TASK: Copy out all lines carrying the word "summary".

==== INPUT ====

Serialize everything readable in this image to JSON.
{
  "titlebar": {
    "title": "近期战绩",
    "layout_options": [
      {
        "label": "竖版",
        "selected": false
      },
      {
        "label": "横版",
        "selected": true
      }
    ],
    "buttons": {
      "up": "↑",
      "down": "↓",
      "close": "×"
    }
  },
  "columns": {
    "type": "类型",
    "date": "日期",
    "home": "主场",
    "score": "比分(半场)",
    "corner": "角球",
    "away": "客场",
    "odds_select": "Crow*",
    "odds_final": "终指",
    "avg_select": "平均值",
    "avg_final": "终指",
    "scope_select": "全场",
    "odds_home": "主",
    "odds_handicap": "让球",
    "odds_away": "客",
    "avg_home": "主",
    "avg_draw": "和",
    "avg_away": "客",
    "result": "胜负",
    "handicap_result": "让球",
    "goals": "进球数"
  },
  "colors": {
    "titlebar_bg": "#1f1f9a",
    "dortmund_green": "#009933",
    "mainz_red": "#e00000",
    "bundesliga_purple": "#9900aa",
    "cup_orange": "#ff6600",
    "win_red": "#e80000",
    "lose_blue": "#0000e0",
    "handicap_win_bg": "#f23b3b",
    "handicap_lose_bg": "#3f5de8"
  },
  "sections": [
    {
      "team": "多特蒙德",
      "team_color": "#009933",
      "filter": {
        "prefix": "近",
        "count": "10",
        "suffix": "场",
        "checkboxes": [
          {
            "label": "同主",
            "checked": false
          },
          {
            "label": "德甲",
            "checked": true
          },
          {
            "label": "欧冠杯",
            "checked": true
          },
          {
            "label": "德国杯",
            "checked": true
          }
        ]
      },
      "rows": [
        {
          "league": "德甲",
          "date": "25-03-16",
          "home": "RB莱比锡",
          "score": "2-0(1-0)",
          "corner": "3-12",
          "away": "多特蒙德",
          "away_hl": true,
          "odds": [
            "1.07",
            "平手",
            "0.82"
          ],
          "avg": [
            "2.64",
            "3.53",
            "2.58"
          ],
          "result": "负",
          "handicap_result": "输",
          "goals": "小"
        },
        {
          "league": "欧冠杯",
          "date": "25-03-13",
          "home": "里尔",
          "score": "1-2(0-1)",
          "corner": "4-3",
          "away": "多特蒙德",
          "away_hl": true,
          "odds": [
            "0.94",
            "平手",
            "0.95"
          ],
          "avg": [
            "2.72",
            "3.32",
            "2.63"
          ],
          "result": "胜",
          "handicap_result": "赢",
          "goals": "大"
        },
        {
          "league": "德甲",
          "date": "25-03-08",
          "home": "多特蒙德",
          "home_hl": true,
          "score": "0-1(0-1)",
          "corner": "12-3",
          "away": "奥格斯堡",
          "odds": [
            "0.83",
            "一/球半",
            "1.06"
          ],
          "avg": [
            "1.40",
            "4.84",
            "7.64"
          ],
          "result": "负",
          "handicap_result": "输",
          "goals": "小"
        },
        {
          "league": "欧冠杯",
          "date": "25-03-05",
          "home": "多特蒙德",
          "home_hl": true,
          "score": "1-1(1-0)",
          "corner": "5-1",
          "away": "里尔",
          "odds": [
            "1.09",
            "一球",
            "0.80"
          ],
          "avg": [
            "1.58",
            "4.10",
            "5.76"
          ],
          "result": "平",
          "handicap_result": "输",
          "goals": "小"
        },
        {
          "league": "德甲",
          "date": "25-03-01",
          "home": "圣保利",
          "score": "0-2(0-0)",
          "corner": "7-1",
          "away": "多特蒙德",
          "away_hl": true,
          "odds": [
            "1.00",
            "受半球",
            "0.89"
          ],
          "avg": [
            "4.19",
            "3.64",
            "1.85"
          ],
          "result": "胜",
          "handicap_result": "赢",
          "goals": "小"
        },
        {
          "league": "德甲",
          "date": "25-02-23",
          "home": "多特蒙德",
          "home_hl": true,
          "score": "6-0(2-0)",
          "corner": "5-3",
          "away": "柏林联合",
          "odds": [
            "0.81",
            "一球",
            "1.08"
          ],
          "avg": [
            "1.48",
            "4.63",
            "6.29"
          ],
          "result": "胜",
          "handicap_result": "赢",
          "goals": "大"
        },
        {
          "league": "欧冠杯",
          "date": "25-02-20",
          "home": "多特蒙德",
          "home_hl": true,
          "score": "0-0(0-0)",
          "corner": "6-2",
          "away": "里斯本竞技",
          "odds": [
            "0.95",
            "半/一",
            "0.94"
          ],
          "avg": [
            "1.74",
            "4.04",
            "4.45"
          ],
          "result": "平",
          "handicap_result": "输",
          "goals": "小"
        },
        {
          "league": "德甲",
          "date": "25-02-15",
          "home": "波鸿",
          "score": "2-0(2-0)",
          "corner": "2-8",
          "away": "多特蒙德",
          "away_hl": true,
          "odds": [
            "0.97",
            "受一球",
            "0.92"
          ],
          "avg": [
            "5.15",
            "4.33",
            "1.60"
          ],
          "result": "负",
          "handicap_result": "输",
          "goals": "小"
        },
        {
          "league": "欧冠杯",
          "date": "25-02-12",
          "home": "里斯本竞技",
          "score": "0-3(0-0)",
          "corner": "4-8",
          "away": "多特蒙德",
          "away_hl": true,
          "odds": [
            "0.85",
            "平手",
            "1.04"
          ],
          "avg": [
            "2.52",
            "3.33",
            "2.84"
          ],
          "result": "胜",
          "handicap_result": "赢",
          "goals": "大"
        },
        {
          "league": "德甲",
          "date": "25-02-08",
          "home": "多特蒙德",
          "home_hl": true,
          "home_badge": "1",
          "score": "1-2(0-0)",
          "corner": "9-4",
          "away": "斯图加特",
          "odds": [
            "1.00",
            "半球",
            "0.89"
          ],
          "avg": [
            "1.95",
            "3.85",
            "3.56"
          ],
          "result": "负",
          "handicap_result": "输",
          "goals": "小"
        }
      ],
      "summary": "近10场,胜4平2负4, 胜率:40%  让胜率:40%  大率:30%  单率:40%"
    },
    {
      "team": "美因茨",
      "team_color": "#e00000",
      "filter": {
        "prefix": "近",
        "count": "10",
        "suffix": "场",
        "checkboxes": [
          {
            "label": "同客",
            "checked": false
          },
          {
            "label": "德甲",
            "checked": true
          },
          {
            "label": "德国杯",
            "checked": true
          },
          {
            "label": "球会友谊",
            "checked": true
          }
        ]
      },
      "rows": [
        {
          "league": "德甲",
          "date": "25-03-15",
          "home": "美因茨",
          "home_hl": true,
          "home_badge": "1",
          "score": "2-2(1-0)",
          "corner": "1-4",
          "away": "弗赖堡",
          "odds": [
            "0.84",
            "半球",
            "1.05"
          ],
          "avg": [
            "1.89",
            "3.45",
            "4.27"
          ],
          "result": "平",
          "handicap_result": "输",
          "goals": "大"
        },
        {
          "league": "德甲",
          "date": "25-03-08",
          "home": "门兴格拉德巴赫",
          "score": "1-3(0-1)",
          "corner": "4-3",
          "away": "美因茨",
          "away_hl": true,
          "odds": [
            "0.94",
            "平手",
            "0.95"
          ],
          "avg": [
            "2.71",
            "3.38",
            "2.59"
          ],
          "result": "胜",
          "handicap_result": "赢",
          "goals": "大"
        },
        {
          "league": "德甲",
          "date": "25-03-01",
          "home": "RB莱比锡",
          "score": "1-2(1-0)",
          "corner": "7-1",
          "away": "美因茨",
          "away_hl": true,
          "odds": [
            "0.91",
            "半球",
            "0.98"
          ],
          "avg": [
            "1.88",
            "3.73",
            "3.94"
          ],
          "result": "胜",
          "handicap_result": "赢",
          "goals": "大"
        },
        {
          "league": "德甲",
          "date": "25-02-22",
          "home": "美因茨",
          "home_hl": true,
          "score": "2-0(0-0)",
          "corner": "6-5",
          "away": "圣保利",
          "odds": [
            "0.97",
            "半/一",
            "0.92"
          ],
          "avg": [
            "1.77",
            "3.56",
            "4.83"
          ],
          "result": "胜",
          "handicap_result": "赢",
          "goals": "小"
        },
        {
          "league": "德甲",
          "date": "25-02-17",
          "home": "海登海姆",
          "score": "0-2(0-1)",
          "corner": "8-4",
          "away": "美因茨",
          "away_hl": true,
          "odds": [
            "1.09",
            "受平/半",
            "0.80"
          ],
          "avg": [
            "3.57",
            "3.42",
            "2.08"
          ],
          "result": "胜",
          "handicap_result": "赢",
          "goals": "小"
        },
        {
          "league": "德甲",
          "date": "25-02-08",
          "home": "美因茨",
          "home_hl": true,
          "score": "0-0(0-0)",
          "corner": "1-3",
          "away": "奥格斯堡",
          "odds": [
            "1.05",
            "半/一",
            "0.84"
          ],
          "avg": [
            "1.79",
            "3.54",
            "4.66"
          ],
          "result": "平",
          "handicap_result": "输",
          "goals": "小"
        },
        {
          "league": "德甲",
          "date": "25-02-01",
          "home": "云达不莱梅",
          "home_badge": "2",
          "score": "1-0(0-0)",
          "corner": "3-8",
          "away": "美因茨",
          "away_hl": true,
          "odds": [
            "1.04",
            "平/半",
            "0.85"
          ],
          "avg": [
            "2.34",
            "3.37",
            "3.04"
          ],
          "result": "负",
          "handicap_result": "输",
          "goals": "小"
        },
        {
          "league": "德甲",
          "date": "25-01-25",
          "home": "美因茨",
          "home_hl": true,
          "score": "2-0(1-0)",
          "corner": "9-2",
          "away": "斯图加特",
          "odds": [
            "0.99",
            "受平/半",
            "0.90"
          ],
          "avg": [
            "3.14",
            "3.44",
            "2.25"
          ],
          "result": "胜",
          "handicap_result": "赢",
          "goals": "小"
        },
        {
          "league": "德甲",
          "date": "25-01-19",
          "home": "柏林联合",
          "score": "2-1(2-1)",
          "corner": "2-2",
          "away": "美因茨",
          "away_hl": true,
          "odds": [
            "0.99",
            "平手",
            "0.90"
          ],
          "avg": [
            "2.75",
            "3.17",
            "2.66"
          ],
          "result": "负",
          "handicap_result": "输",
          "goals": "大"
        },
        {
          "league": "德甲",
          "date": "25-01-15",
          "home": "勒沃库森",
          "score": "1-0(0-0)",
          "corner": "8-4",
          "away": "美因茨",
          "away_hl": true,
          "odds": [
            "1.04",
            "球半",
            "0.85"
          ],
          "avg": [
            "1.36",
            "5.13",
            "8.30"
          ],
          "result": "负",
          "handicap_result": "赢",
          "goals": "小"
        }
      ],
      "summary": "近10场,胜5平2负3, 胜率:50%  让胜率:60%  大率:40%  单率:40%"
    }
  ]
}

====

TASK RESPONSE:
      "summary": "近10场,胜4平2负4, 胜率:40%  让胜率:40%  大率:30%  单率:40%"
      "summary": "近10场,胜5平2负3, 胜率:50%  让胜率:60%  大率:40%  单率:40%"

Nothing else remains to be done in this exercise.